» **WHAT YOU ARE ASKED TO DO**: Set out every line of the records below as a JSON list of strings, one string per line, leaving out blank lines.

» **DATA FOR PROCESSING**:
* * * *
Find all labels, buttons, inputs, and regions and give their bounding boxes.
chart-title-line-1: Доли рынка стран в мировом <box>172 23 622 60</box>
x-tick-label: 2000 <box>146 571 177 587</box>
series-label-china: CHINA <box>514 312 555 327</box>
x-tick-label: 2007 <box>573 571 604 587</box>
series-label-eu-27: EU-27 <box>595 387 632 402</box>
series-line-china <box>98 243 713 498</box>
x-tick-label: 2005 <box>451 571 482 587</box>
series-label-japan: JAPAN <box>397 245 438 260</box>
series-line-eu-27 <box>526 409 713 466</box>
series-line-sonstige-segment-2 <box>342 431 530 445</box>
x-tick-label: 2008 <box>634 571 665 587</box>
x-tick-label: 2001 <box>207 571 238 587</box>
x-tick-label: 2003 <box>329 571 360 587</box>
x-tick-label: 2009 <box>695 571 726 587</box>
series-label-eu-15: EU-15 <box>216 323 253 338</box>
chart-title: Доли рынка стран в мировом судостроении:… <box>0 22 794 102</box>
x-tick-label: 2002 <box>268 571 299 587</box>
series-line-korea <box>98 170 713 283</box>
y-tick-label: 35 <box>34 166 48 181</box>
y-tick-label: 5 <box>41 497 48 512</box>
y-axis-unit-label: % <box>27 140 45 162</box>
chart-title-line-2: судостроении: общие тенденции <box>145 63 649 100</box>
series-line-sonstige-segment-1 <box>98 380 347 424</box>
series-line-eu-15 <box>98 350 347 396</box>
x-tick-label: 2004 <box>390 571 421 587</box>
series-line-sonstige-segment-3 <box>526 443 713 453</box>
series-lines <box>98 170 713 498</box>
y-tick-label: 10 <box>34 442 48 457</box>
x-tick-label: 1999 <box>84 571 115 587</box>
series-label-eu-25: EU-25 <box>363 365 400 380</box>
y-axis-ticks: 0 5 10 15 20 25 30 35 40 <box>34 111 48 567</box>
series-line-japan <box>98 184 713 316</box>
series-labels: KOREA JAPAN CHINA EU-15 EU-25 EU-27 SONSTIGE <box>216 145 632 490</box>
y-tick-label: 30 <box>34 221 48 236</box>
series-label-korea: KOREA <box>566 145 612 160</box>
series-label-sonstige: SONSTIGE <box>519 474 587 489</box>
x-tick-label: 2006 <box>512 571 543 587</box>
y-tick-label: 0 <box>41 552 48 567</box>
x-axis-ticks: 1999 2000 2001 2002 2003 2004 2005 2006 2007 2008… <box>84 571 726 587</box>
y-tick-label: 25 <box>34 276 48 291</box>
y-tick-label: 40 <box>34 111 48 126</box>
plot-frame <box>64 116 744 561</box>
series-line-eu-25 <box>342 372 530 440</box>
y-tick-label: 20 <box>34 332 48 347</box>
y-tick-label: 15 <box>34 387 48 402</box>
* * * *
» **COMPLETED EXERCISE**:
[
  "Find all labels, buttons, inputs, and regions and give their bounding boxes.",
  "chart-title-line-1: Доли рынка стран в мировом <box>172 23 622 60</box>",
  "x-tick-label: 2000 <box>146 571 177 587</box>",
  "series-label-china: CHINA <box>514 312 555 327</box>",
  "x-tick-label: 2007 <box>573 571 604 587</box>",
  "series-label-eu-27: EU-27 <box>595 387 632 402</box>",
  "series-line-china <box>98 243 713 498</box>",
  "x-tick-label: 2005 <box>451 571 482 587</box>",
  "series-label-japan: JAPAN <box>397 245 438 260</box>",
  "series-line-eu-27 <box>526 409 713 466</box>",
  "series-line-sonstige-segment-2 <box>342 431 530 445</box>",
  "x-tick-label: 2008 <box>634 571 665 587</box>",
  "x-tick-label: 2001 <box>207 571 238 587</box>",
  "x-tick-label: 2003 <box>329 571 360 587</box>",
  "x-tick-label: 2009 <box>695 571 726 587</box>",
  "series-label-eu-15: EU-15 <box>216 323 253 338</box>",
  "chart-title: Доли рынка стран в мировом судостроении:… <box>0 22 794 102</box>",
  "x-tick-label: 2002 <box>268 571 299 587</box>",
  "series-line-korea <box>98 170 713 283</box>",
  "y-tick-label: 35 <box>34 166 48 181</box>",
  "y-tick-label: 5 <box>41 497 48 512</box>",
  "y-axis-unit-label: % <box>27 140 45 162</box>",
  "chart-title-line-2: судостроении: общие тенденции <box>145 63 649 100</box>",
  "series-line-sonstige-segment-1 <box>98 380 347 424</box>",
  "series-line-eu-15 <box>98 350 347 396</box>",
  "x-tick-label: 2004 <box>390 571 421 587</box>",
  "series-line-sonstige-segment-3 <box>526 443 713 453</box>",
  "series-lines <box>98 170 713 498</box>",
  "y-tick-label: 10 <box>34 442 48 457</box>",
  "x-tick-label: 1999 <box>84 571 115 587</box>",
  "series-label-eu-25: EU-25 <box>363 365 400 380</box>",
  "y-axis-ticks: 0 5 10 15 20 25 30 35 40 <box>34 111 48 567</box>",
  "series-line-japan <box>98 184 713 316</box>",
  "series-labels: KOREA JAPAN CHINA EU-15 EU-25 EU-27 SONSTIGE <box>216 145 632 490</box>",
  "y-tick-label: 30 <box>34 221 48 236</box>",
  "series-label-korea: KOREA <box>566 145 612 160</box>",
  "series-label-sonstige: SONSTIGE <box>519 474 587 489</box>",
  "x-tick-label: 2006 <box>512 571 543 587</box>",
  "y-tick-label: 0 <box>41 552 48 567</box>",
  "x-axis-ticks: 1999 2000 2001 2002 2003 2004 2005 2006 2007 2008… <box>84 571 726 587</box>",
  "y-tick-label: 25 <box>34 276 48 291</box>",
  "y-tick-label: 40 <box>34 111 48 126</box>",
  "plot-frame <box>64 116 744 561</box>",
  "series-line-eu-25 <box>342 372 530 440</box>",
  "y-tick-label: 20 <box>34 332 48 347</box>",
  "y-tick-label: 15 <box>34 387 48 402</box>"
]